Rendering in napari#

Status#

As of napari version 0.4.3 there are two opt-in experimental features related to rendering. They can be accessed by setting the environment variables NAPARI_ASYNC=1 or NAPARI_OCTREE=1. See the Guide on Rendering for specific information about those two features. This document is more of a general backgrounder on our approach to rendering.

Framerate#

The most common screen refresh rate is 60Hz, so most graphics applications try to draw at least 60Hz as well. If napari renders at 60Hz then any motion, for example from panning and zooming the camera, will appear smooth. If 60Hz cannot be achieved, however, it’s important that napari render as fast as possible. The user experience degrades rapidly as the framerate gets slower:

Framerate	Milliseconds	User Experience
60Hz	16.7	Great
30Hz	33.3	Good
20Hz	50	Acceptable
10Hz	100	Bad
5Hz	200	Unusable

The issue is not just aesthetic. Manipulating user interface elements like sliders becomes almost impossible if the framerate is really slow. This creates a deeply frustrating experience for the user. Furthermore, if napari “blocks” for several seconds, the operating system might indicate to the user that the application is hung or has crashed. For example macOS will show the “spinning wheel of death”. This is clearly not acceptable.

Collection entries
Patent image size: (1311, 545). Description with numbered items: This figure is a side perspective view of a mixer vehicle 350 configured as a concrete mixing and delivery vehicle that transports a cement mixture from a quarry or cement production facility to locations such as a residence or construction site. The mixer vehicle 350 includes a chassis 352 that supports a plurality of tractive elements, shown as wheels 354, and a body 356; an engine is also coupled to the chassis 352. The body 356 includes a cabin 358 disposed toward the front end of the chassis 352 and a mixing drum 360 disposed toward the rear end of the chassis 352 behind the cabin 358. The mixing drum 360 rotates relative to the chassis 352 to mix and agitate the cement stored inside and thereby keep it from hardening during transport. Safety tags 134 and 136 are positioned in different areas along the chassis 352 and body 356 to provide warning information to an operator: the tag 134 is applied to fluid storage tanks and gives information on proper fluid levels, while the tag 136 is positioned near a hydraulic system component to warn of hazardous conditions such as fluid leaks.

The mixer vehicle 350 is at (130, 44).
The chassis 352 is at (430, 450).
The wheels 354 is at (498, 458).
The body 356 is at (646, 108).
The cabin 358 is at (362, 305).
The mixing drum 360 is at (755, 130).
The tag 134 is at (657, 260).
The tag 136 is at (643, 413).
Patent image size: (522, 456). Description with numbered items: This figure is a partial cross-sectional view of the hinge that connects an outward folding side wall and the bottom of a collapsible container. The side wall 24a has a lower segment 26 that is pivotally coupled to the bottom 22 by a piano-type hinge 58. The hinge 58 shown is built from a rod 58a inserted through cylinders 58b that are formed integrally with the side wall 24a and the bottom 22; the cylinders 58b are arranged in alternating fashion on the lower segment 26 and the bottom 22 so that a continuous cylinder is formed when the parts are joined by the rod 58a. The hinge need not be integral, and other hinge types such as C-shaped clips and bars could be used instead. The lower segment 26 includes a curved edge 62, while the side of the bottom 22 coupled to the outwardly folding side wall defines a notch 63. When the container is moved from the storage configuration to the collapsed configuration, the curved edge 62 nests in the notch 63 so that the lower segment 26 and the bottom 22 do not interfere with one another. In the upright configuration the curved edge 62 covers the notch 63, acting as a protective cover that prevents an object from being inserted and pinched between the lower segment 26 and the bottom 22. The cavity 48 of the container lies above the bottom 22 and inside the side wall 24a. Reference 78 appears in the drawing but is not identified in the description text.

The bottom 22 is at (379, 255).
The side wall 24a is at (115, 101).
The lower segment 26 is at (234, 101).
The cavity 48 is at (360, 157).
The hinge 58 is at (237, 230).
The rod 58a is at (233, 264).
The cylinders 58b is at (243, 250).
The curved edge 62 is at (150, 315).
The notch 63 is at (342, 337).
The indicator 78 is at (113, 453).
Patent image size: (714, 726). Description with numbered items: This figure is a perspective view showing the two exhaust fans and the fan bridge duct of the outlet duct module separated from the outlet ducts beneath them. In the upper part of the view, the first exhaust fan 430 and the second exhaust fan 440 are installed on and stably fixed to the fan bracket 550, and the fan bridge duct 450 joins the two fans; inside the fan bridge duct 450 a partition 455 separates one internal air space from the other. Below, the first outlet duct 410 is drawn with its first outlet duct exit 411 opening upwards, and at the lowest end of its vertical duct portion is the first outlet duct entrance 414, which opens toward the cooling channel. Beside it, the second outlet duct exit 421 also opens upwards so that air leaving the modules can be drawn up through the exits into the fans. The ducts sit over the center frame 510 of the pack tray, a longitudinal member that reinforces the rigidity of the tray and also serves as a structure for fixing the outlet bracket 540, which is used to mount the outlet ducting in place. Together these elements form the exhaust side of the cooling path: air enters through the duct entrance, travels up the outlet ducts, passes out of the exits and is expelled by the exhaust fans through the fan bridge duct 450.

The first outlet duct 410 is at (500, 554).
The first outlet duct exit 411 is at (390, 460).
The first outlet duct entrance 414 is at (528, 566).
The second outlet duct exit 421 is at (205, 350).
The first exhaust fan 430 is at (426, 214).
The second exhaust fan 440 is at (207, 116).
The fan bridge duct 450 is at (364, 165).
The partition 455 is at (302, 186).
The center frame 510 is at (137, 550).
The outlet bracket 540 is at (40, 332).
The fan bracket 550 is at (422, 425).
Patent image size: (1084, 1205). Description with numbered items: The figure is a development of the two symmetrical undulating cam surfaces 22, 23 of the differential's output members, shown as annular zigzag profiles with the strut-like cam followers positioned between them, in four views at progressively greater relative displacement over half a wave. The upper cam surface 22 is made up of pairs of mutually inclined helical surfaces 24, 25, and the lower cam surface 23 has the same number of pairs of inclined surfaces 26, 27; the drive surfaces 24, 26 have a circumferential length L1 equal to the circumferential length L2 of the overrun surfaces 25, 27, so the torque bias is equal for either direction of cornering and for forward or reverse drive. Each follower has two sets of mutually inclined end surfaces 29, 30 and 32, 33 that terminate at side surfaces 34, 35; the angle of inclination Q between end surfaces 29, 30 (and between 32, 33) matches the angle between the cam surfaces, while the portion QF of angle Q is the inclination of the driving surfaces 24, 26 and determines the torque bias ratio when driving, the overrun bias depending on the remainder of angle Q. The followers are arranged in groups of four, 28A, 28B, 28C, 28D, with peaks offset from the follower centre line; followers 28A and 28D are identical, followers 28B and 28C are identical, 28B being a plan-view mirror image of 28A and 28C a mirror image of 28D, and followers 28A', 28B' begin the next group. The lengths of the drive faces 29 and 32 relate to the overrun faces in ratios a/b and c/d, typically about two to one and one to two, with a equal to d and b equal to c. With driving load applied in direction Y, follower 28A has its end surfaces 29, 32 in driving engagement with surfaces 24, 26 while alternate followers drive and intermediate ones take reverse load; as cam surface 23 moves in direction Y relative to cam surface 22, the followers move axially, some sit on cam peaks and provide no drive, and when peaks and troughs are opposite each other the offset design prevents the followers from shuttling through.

> [EXERCISE AIM]:
From the table in the napari rendering text, list every framerate with the user experience rating it is given.

> [FINISHED TASK]:
60Hz: Great
30Hz: Good
20Hz: Acceptable
10Hz: Bad
5Hz: Unusable